--- EXERCISE DIRECTIONS ---
Check each line below for the word "Mavanal", and copy those that have it.

[Collected data entries]
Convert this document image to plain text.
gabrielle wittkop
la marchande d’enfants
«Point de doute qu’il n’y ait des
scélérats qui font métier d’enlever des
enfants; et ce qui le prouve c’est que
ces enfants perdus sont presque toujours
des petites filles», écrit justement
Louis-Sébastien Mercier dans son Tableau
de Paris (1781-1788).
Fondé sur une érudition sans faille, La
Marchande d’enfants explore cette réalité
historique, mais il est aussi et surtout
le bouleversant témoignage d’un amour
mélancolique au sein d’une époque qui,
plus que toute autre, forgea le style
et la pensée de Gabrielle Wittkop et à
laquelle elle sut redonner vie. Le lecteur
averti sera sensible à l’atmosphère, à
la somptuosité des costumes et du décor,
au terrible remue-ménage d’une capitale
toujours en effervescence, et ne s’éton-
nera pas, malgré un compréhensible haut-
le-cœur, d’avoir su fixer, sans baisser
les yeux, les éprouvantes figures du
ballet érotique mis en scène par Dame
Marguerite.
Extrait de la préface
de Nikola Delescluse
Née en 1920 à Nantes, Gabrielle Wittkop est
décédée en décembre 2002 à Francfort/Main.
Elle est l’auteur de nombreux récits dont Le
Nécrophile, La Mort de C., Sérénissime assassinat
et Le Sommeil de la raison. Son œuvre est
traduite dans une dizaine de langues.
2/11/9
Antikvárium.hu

---

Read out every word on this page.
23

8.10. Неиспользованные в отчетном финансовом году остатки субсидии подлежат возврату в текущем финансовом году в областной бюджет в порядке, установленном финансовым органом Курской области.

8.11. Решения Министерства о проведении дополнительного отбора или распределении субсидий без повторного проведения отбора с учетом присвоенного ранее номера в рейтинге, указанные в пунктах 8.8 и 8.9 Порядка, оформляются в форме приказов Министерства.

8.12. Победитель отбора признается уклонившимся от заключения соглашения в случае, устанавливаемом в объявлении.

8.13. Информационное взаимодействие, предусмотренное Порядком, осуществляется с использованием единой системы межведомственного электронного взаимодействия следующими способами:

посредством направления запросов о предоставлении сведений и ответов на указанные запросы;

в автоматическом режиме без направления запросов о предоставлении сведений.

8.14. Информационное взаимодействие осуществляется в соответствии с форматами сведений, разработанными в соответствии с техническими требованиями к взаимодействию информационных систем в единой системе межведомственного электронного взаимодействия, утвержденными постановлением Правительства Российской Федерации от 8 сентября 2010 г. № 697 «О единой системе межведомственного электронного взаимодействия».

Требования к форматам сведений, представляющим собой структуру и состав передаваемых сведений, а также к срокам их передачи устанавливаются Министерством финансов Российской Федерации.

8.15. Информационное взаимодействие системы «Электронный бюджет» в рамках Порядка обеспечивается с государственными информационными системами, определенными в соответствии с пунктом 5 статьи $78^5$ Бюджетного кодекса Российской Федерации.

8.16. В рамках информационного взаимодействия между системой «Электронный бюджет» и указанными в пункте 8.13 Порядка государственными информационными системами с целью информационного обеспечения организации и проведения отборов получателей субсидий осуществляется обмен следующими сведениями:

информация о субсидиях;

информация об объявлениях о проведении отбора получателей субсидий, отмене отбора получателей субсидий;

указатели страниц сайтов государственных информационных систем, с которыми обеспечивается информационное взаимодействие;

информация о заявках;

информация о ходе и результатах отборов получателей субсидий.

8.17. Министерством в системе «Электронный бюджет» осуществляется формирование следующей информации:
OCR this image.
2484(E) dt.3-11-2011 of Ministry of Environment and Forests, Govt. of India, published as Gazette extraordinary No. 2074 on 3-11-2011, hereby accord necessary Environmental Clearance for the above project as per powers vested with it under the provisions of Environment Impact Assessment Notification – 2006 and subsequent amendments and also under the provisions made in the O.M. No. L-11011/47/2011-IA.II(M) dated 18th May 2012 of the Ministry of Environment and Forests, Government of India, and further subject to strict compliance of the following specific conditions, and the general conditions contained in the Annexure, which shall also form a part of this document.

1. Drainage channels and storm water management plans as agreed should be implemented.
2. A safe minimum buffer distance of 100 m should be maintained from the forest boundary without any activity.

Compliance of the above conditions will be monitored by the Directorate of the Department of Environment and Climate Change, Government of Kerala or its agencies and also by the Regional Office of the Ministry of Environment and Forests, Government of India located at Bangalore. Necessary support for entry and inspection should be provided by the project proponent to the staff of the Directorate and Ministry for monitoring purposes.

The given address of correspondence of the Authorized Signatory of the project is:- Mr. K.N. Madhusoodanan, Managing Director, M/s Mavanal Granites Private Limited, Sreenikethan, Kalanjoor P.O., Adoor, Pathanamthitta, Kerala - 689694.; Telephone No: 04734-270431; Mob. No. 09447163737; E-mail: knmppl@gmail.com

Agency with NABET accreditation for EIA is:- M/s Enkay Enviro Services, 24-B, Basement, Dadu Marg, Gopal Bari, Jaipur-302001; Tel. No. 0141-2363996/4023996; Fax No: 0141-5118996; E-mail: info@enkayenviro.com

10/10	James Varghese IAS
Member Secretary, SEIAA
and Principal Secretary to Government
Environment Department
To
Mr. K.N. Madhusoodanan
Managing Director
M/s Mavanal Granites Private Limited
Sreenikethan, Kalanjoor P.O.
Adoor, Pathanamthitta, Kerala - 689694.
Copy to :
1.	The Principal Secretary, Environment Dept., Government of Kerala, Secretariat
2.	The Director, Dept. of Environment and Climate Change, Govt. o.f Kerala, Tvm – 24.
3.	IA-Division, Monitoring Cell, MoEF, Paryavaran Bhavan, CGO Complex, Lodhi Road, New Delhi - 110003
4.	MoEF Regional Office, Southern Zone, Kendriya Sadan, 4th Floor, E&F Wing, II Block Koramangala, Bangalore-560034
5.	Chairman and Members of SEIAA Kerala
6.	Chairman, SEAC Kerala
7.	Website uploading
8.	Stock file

--- CORRECT OUTPUT ---
The given address of correspondence of the Authorized Signatory of the project is:- Mr. K.N. Madhusoodanan, Managing Director, M/s Mavanal Granites Private Limited, Sreenikethan, Kalanjoor P.O., Adoor, Pathanamthitta, Kerala - 689694.; Telephone No: 04734-270431; Mob. No. 09447163737; E-mail: knmppl@gmail.com
M/s Mavanal Granites Private Limited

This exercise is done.